(Istruzioni da seguire): Secondo il testo sulla voragine di Milano riportato più avanti, che cosa aveva comunicato la società il 3 luglio?

(Testo di studio):
+++

Voragine a Milano: ipotesi di reato di crollo colposo

voragine milano2La Procura di Milano ha aperto un’ inchiesta con l’ipotesi di reato di crollo colposo di costruzioni in relazione alle cause del cedimento, dopo le forti piogge, di un tratto del manto stradale di corso di Porta Romana, nel capoluogo lombardo, dove sabato 26 luglio si e’ creata una voragine profonda 12 metri. Il fascicolo, coordinato dal procuratore aggiunto Nicola Cerrato e dal pm Maura Ripamonti, e’ al momento a carico di ignoti e agli atti sono state acquisite le relazioni tecniche dei Vigili del Fuoco, del Comandante della Polizia Locale e del Comune di Milano. Nella relazione redatta dal Comune, da quanto si e’ saputo, viene ripercorsa la vicenda dei lavori in quell’area della societa’ ‘Santa Caterina srl’ che non avrebbe messo in sicurezza il cantiere, malgrado i provvedimenti dell’amministrazione. Il crollo, come aveva spiegato il Comune nei giorni scorsi, sarebbe stato causato da ”una paratia di legno, invece che in cemento armato, collocata nel terzo piano interrato dei box auto a 11 metri sotto terra”. Dai documenti agli atti dei pm emerge che gia’ il 7 agosto del 2013 l’amministrazione comunale aveva inibito l’utilizzo dei box per mancanza delle certificazioni anti-incendio. E sempre in quella data aveva reiterato un provvedimento gia’ emesso per ordinare la messa in sicurezza dell’area. Il 3 luglio scorso, cinque giorni prima del primo cedimento del manto stradale, la societa’ aveva comunicato che la messa in sicurezza era stata portata a termine. In realta’, i tecnici avrebbero riscontrato aperture non autorizzate lungo la muratura dei box, varchi tamponati in modo irregolare e almeno un varco aperto nel quale si sarebbero infiltrati acqua e fango. La Procura per indagare sulle eventuali responsabilita’ dell’azienda disporra’ una perizia tecnica.

+++

(Sezione dati):
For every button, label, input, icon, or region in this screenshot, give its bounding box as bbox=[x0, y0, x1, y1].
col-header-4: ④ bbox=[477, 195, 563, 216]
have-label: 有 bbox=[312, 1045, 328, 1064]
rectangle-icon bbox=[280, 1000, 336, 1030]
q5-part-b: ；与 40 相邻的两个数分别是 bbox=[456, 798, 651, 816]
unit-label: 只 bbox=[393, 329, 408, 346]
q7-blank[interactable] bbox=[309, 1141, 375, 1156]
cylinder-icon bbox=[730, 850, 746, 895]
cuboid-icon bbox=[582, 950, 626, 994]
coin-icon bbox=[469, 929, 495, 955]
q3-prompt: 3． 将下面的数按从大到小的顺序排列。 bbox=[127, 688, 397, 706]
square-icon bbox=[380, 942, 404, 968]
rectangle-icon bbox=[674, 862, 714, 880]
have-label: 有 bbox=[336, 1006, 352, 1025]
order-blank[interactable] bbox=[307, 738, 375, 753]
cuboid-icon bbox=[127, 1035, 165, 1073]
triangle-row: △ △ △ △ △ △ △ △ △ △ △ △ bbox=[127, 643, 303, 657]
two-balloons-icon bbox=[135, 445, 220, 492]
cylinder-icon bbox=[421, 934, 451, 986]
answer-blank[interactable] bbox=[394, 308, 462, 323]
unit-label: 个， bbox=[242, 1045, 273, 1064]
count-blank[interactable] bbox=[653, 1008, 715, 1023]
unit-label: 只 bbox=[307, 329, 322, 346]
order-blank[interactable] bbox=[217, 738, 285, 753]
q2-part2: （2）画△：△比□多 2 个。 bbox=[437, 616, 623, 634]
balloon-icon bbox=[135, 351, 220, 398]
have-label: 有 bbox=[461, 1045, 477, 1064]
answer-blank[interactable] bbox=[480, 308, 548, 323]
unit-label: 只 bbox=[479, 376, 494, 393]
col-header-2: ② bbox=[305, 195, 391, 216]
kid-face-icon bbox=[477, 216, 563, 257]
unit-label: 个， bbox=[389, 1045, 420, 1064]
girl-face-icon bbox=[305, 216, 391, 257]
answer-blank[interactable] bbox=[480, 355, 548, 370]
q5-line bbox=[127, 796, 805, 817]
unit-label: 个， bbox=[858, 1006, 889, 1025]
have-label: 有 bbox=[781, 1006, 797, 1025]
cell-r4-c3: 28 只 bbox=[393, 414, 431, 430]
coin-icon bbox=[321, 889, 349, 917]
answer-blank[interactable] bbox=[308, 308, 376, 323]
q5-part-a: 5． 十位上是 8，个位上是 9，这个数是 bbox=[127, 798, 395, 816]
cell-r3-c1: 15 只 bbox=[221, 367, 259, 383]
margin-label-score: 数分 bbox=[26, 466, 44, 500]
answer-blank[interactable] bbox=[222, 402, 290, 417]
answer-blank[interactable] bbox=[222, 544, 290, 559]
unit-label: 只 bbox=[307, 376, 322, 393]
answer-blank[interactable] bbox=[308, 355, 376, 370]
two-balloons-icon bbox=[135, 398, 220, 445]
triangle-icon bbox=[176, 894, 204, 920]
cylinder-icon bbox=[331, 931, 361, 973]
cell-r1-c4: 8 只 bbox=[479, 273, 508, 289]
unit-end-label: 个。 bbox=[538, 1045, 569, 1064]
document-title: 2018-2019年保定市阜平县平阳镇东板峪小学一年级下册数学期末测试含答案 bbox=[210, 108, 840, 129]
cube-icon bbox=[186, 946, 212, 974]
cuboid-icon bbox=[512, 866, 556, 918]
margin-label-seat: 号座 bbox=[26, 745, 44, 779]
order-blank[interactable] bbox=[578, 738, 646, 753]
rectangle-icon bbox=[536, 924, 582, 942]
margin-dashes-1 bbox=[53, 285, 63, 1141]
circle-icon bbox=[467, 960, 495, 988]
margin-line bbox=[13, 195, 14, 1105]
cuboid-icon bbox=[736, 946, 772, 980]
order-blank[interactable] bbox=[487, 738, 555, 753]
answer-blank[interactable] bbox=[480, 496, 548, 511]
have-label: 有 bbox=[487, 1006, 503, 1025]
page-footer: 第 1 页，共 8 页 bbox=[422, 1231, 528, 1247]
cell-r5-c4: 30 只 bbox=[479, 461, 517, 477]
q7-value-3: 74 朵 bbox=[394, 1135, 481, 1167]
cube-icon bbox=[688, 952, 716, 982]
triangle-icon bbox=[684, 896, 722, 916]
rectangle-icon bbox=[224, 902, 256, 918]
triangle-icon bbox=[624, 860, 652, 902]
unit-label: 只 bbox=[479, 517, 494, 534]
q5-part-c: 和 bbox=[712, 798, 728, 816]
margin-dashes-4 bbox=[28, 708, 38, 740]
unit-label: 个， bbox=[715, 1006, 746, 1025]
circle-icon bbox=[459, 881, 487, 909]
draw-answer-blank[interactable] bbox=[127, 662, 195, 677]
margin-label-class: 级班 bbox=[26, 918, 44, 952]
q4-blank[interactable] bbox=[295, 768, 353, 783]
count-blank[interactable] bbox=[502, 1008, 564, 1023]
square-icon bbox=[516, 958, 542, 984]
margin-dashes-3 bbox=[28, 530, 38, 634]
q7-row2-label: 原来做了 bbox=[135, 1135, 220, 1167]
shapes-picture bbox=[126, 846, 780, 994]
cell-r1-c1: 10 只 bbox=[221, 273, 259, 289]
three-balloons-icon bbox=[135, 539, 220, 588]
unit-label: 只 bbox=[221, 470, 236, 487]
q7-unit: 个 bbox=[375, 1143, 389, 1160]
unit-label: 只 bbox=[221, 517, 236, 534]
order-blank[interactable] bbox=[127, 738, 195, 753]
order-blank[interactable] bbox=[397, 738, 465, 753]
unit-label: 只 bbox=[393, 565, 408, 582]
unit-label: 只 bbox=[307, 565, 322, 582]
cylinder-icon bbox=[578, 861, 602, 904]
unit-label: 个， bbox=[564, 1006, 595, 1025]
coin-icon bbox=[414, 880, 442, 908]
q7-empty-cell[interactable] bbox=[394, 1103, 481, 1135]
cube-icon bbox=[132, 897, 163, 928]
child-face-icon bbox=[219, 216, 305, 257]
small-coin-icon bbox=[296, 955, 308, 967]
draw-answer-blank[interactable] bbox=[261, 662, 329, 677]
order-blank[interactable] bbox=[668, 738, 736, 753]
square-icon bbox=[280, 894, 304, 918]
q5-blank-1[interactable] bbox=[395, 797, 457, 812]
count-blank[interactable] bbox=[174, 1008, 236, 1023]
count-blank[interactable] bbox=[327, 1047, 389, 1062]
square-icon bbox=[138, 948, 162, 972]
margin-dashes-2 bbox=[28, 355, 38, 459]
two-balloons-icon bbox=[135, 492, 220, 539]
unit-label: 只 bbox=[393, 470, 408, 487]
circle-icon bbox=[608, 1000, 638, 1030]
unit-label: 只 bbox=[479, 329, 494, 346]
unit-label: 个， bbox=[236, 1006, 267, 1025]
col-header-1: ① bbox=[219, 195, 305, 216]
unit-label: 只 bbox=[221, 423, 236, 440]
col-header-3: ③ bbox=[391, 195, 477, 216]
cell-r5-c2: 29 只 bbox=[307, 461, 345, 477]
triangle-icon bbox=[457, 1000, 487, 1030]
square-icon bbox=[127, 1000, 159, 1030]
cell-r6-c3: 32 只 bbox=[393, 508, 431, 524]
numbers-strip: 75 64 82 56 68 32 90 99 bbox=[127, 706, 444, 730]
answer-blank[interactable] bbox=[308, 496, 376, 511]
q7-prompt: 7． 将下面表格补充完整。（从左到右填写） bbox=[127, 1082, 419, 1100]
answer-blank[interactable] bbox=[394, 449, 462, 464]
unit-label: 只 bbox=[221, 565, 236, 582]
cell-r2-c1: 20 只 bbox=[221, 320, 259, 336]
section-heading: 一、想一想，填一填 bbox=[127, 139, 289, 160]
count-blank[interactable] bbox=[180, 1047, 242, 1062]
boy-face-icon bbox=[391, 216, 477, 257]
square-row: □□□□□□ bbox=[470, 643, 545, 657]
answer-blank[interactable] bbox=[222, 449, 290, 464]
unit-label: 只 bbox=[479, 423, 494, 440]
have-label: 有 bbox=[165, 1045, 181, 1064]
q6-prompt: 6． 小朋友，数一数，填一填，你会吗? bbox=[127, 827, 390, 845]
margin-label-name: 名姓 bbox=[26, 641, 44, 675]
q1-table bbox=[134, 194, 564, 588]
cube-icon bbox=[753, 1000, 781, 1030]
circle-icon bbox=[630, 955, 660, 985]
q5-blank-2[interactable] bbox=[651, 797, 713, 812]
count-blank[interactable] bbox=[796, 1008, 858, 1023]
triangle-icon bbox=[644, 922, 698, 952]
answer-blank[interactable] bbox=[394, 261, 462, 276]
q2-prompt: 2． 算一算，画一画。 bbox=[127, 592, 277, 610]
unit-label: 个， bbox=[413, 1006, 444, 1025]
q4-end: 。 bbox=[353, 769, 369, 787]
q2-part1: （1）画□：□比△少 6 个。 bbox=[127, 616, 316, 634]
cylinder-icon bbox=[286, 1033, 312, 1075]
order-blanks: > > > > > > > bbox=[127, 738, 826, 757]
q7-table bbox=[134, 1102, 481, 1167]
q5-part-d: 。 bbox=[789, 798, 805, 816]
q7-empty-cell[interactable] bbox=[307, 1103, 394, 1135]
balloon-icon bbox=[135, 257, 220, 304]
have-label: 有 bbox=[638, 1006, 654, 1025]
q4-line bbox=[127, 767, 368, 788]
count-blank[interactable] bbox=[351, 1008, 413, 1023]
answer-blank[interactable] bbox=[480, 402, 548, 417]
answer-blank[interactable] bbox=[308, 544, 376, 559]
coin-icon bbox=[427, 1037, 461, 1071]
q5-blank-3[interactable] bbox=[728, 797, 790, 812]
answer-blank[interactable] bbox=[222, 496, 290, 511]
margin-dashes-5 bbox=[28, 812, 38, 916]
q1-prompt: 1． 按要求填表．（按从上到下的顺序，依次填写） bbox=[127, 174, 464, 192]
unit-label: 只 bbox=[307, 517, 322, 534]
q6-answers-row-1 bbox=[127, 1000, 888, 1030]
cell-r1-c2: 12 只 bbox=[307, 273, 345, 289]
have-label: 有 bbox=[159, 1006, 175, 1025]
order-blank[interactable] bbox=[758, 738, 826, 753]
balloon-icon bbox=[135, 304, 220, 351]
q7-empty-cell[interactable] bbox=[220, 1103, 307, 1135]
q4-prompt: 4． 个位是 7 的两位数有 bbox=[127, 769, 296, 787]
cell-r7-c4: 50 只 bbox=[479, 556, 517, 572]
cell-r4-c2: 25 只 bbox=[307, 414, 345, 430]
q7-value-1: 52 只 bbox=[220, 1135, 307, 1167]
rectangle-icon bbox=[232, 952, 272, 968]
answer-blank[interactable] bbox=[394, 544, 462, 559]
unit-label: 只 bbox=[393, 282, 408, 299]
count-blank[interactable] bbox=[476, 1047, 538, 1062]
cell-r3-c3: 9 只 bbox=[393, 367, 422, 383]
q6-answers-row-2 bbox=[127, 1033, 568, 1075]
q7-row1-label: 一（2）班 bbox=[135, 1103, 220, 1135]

+++

(Risposta scritta): Il 3 luglio la società aveva comunicato che la messa in sicurezza era stata portata a termine.